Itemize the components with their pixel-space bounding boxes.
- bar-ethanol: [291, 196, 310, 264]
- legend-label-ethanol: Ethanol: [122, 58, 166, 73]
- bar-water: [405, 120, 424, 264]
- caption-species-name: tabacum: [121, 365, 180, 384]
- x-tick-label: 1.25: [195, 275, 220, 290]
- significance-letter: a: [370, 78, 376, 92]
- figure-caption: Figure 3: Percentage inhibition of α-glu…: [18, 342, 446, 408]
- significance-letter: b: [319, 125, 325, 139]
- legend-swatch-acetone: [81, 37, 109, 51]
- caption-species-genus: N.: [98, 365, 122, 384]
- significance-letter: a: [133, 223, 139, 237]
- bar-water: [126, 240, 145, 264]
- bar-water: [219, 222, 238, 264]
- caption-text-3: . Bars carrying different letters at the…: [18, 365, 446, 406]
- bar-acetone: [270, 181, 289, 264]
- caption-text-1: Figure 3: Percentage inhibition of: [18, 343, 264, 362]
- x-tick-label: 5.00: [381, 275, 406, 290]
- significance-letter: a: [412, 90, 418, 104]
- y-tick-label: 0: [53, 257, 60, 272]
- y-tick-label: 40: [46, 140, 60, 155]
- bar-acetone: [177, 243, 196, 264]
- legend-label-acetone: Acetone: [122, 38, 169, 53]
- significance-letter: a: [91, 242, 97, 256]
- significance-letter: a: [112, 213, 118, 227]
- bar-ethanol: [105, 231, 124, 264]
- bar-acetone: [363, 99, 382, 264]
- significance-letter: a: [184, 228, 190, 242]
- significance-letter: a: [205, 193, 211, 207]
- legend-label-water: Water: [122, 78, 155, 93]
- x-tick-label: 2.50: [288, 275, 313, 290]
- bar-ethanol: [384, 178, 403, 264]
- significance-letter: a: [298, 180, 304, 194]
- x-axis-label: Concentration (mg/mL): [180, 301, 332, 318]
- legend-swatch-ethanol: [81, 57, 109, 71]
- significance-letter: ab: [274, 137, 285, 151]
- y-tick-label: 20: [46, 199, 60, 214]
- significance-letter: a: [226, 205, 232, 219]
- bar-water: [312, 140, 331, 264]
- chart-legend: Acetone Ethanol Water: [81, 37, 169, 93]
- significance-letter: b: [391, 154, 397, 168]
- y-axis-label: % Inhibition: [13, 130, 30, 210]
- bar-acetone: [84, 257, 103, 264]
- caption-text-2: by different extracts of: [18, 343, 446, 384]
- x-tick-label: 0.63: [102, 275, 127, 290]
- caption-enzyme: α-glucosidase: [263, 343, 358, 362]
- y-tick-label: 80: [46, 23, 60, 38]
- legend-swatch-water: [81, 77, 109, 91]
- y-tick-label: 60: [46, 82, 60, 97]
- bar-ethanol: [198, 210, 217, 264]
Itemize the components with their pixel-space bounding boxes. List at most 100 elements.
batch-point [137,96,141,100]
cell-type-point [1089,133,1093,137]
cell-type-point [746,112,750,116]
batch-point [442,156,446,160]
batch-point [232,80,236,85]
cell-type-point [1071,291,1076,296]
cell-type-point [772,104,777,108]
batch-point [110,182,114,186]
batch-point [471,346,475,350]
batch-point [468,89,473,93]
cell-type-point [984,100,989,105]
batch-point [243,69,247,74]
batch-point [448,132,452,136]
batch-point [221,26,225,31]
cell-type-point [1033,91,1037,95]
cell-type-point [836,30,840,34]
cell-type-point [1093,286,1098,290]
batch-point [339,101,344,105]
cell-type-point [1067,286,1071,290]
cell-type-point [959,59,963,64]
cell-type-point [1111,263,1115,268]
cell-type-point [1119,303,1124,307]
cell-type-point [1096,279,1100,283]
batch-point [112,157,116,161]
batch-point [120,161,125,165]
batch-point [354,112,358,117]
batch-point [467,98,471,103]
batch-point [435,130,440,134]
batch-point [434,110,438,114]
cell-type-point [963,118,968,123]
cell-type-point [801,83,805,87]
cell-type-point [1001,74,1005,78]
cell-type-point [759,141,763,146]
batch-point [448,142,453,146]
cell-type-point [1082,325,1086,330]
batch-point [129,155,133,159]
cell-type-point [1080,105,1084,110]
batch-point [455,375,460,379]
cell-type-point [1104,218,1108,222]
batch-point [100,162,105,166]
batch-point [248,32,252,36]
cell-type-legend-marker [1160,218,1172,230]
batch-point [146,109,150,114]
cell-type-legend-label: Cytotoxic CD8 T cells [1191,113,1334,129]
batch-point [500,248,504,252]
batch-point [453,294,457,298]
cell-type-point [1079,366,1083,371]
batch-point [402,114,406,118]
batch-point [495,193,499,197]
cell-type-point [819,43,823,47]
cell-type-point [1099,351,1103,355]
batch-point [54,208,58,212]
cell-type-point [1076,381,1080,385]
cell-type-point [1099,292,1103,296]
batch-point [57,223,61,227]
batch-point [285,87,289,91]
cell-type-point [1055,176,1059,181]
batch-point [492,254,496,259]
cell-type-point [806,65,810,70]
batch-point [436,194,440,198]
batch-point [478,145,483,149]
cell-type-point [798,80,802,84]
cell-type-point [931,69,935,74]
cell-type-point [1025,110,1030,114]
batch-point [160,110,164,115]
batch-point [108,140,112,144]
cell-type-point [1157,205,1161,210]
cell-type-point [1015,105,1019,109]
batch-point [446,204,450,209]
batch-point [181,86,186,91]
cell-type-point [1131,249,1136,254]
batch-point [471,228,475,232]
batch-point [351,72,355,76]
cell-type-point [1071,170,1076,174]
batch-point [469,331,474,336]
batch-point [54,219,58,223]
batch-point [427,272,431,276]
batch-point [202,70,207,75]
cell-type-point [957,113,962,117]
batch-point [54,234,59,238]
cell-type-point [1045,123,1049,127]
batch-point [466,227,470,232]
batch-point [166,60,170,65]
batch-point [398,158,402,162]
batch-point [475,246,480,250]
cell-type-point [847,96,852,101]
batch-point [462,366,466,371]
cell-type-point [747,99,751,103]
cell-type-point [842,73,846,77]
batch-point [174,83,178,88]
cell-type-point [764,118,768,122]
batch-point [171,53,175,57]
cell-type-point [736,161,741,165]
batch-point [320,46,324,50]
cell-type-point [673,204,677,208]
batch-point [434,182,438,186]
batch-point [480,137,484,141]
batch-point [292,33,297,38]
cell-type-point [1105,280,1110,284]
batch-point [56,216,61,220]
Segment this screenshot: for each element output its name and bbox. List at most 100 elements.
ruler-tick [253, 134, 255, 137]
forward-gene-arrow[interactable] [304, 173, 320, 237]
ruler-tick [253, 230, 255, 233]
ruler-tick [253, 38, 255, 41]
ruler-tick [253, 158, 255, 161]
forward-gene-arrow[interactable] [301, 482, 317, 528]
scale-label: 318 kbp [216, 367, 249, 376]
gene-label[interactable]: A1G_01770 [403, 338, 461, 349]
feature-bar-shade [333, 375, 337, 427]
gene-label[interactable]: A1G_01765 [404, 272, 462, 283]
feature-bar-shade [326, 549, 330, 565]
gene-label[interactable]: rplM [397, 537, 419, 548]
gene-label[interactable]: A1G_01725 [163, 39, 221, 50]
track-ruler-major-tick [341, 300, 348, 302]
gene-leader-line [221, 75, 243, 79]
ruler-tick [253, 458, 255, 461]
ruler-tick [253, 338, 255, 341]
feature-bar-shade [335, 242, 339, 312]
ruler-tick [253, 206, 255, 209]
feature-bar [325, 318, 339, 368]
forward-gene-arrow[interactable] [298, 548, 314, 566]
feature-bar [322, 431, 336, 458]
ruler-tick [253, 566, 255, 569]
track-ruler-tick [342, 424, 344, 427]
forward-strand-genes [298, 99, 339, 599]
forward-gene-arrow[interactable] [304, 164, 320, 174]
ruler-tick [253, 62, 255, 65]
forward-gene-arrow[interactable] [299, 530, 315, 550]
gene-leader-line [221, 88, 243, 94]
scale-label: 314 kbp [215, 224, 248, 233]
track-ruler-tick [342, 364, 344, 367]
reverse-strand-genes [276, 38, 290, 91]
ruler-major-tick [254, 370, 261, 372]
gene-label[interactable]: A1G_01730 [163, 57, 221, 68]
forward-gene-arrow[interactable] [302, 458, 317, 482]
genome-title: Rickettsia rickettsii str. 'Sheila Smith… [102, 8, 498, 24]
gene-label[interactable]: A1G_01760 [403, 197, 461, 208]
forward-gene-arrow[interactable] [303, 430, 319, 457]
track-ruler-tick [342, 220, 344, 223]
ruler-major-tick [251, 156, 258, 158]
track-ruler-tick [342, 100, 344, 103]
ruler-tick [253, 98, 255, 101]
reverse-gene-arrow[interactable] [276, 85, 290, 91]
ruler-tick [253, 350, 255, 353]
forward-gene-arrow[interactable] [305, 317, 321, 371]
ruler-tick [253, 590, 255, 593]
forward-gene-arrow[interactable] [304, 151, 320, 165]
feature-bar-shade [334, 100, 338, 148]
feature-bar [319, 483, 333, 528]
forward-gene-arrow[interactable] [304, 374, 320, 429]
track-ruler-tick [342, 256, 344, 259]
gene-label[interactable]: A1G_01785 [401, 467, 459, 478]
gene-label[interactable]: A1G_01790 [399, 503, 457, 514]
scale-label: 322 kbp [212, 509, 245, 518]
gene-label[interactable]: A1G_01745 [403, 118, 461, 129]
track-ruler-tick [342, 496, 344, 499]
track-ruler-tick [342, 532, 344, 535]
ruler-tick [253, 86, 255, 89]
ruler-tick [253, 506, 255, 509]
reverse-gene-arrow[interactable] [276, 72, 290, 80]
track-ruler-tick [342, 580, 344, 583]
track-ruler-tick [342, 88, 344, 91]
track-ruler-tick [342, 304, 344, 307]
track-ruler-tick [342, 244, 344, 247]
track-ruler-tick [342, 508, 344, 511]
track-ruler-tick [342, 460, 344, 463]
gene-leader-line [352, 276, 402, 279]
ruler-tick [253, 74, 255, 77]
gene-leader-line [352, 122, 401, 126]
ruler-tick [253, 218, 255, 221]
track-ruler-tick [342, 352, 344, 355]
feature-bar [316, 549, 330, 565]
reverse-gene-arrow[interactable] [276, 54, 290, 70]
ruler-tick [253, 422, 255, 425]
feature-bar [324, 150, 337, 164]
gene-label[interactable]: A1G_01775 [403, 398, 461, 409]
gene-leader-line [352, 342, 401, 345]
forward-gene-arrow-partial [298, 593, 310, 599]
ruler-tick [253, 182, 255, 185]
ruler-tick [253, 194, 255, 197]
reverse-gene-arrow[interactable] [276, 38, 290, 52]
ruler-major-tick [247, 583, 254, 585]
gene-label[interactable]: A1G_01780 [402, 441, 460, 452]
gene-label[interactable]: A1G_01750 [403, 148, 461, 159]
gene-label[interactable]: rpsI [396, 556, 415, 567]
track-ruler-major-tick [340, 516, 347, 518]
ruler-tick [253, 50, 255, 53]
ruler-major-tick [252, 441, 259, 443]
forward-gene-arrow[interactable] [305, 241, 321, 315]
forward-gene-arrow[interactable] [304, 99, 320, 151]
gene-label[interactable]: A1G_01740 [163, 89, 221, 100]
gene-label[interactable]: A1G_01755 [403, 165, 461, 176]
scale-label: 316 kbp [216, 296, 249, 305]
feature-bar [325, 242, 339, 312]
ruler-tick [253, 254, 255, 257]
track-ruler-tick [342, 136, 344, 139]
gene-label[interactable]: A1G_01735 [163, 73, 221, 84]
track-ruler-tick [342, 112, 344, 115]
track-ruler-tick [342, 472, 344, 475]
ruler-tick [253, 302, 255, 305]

------------------------------------

→ Problem to work on
Search the entries for "their" and show every line that has it.

→ Answer space
Itemize the components with their pixel-space bounding boxes.
Itemize the components with their pixel-space bounding boxes. List at most 100 elements.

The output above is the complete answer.